Data tied to figure images:

________________________________________

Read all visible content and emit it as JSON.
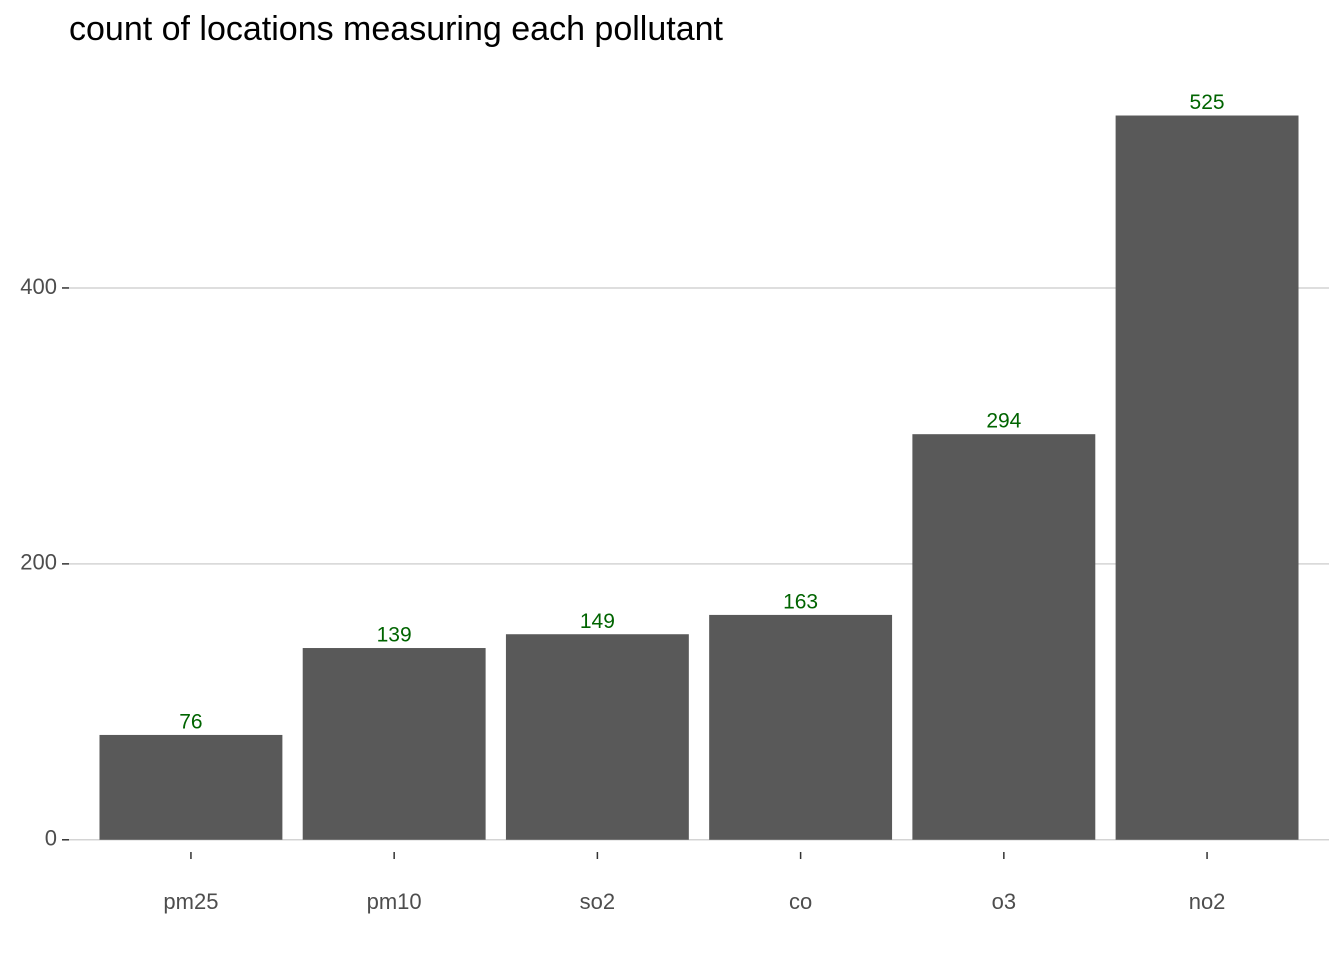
{
  "chart_data": {
    "type": "bar",
    "title": "count of locations measuring each pollutant",
    "categories": [
      "pm25",
      "pm10",
      "so2",
      "co",
      "o3",
      "no2"
    ],
    "values": [
      76,
      139,
      149,
      163,
      294,
      525
    ],
    "color": "#595959",
    "label_color": "#006400",
    "ylim": [
      -26.25,
      551.25
    ],
    "yticks": [
      0,
      200,
      400
    ],
    "grid": true
  }
}
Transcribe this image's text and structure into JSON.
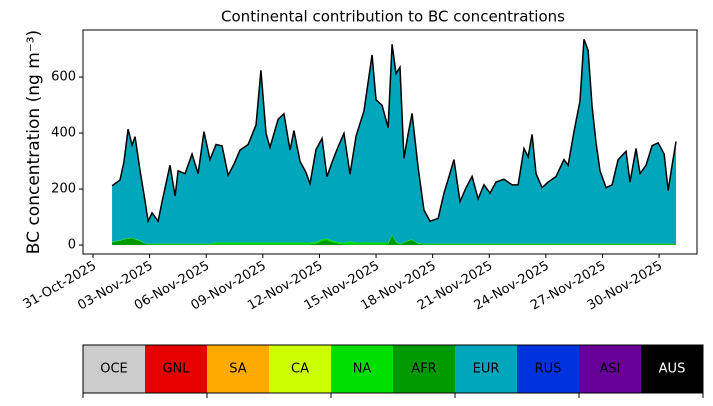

________________________________________

WHAT YOU WILL DO: Reproduce the whole listing word for word, setting aside any pictures.

COMPLETED EXERCISE:
Read all visible content and emit it as JSON.
{
  "chart_data": {
    "type": "bar",
    "title": "count of locations measuring each pollutant",
    "categories": [
      "pm25",
      "pm10",
      "so2",
      "co",
      "o3",
      "no2"
    ],
    "values": [
      76,
      139,
      149,
      163,
      294,
      525
    ],
    "color": "#595959",
    "label_color": "#006400",
    "ylim": [
      -26.25,
      551.25
    ],
    "yticks": [
      0,
      200,
      400
    ],
    "grid": true
  }
}
Transcribe this image's text and structure into JSON.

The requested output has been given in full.